# THE REQUEST
Gather all lines with the word "Corvus" in them.
-- Begin RECORDS PROVIDED --
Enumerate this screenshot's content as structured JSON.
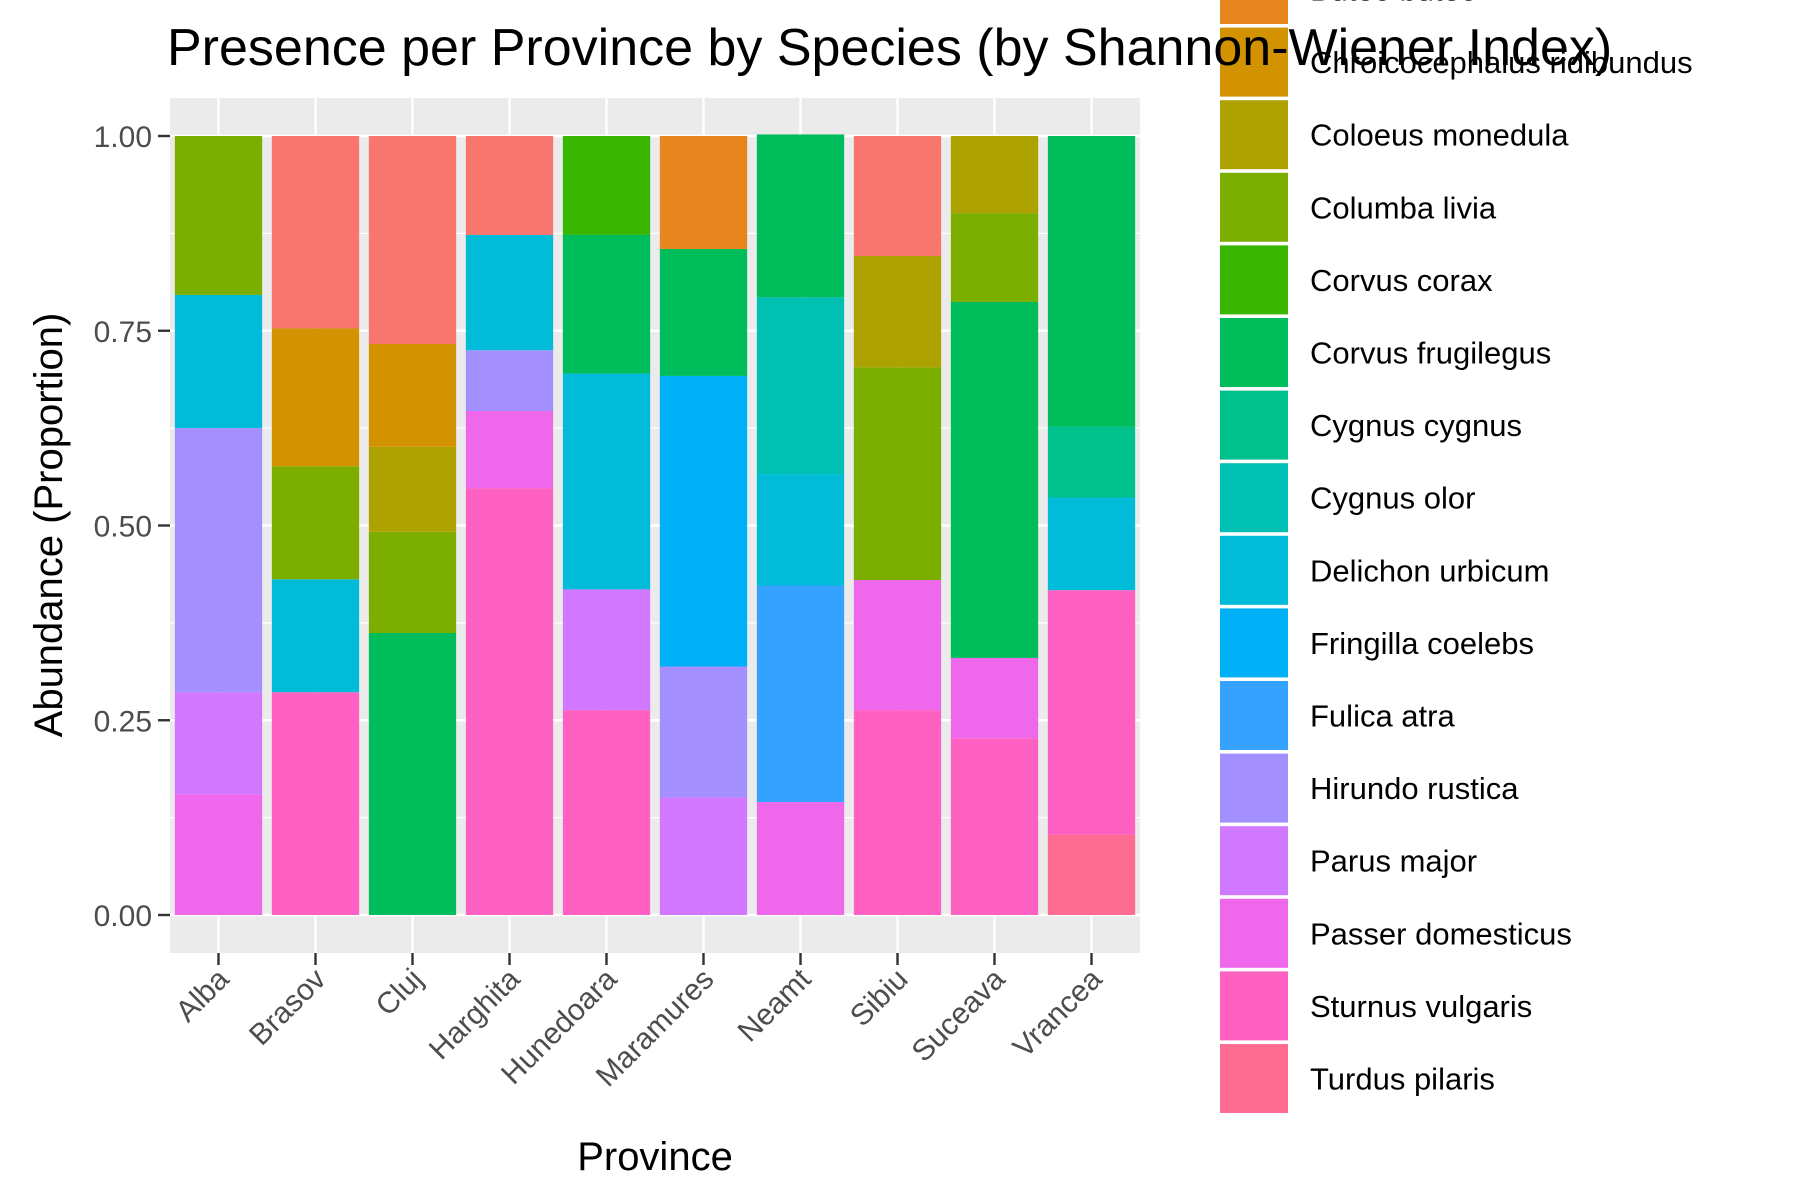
{
  "chart_data": {
    "type": "bar",
    "stacked": true,
    "title": "Presence per Province by Species (by Shannon-Wiener Index)",
    "xlabel": "Province",
    "ylabel": "Abundance (Proportion)",
    "ylim": [
      0,
      1
    ],
    "yticks": [
      "0.00",
      "0.25",
      "0.50",
      "0.75",
      "1.00"
    ],
    "categories": [
      "Alba",
      "Brasov",
      "Cluj",
      "Harghita",
      "Hunedoara",
      "Maramures",
      "Neamt",
      "Sibiu",
      "Suceava",
      "Vrancea"
    ],
    "grid": true,
    "legend_position": "right",
    "series": [
      {
        "name": "Turdus pilaris",
        "color": "#FF6C91",
        "values": [
          0,
          0,
          0,
          0,
          0,
          0,
          0,
          0,
          0,
          0.103
        ]
      },
      {
        "name": "Sturnus vulgaris",
        "color": "#FF61C3",
        "values": [
          0,
          0.286,
          0,
          0.548,
          0.263,
          0,
          0,
          0.263,
          0.227,
          0.314
        ]
      },
      {
        "name": "Passer domesticus",
        "color": "#EF67EB",
        "values": [
          0.155,
          0,
          0,
          0.099,
          0,
          0,
          0.145,
          0.167,
          0.103,
          0
        ]
      },
      {
        "name": "Parus major",
        "color": "#D078FF",
        "values": [
          0.131,
          0,
          0,
          0,
          0.155,
          0.151,
          0,
          0,
          0,
          0
        ]
      },
      {
        "name": "Hirundo rustica",
        "color": "#A48FFF",
        "values": [
          0.339,
          0,
          0,
          0.078,
          0,
          0.168,
          0,
          0,
          0,
          0
        ]
      },
      {
        "name": "Fulica atra",
        "color": "#35A2FF",
        "values": [
          0,
          0,
          0,
          0,
          0,
          0,
          0.278,
          0,
          0,
          0
        ]
      },
      {
        "name": "Fringilla coelebs",
        "color": "#00B0F6",
        "values": [
          0,
          0,
          0,
          0,
          0,
          0.373,
          0,
          0,
          0,
          0
        ]
      },
      {
        "name": "Delichon urbicum",
        "color": "#00BCD8",
        "values": [
          0.171,
          0.145,
          0,
          0.148,
          0.277,
          0,
          0.143,
          0,
          0,
          0.119
        ]
      },
      {
        "name": "Cygnus olor",
        "color": "#00BFB3",
        "values": [
          0,
          0,
          0,
          0,
          0,
          0,
          0.227,
          0,
          0,
          0
        ]
      },
      {
        "name": "Cygnus cygnus",
        "color": "#00C08B",
        "values": [
          0,
          0,
          0,
          0,
          0,
          0,
          0,
          0,
          0,
          0.091
        ]
      },
      {
        "name": "Corvus frugilegus",
        "color": "#00BD5C",
        "values": [
          0,
          0,
          0.362,
          0,
          0.178,
          0.163,
          0.209,
          0,
          0.457,
          0.373
        ]
      },
      {
        "name": "Corvus corax",
        "color": "#39B600",
        "values": [
          0,
          0,
          0,
          0,
          0.127,
          0,
          0,
          0,
          0,
          0
        ]
      },
      {
        "name": "Columba livia",
        "color": "#7CAE00",
        "values": [
          0.204,
          0.145,
          0.13,
          0,
          0,
          0,
          0,
          0.273,
          0.114,
          0
        ]
      },
      {
        "name": "Coloeus monedula",
        "color": "#AEA200",
        "values": [
          0,
          0,
          0.109,
          0,
          0,
          0,
          0,
          0.143,
          0.099,
          0
        ]
      },
      {
        "name": "Chroicocephalus ridibundus",
        "color": "#D39200",
        "values": [
          0,
          0.177,
          0.132,
          0,
          0,
          0,
          0,
          0,
          0,
          0
        ]
      },
      {
        "name": "Buteo buteo",
        "color": "#E7851E",
        "values": [
          0,
          0,
          0,
          0,
          0,
          0.145,
          0,
          0,
          0,
          0
        ]
      },
      {
        "name": "",
        "color": "#F8766D",
        "values": [
          0,
          0.247,
          0.267,
          0.127,
          0,
          0,
          0,
          0.154,
          0,
          0
        ]
      }
    ]
  }
}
-- End RECORDS PROVIDED --
# THE OUTPUT
        "name": "Corvus frugilegus",
        "name": "Corvus corax",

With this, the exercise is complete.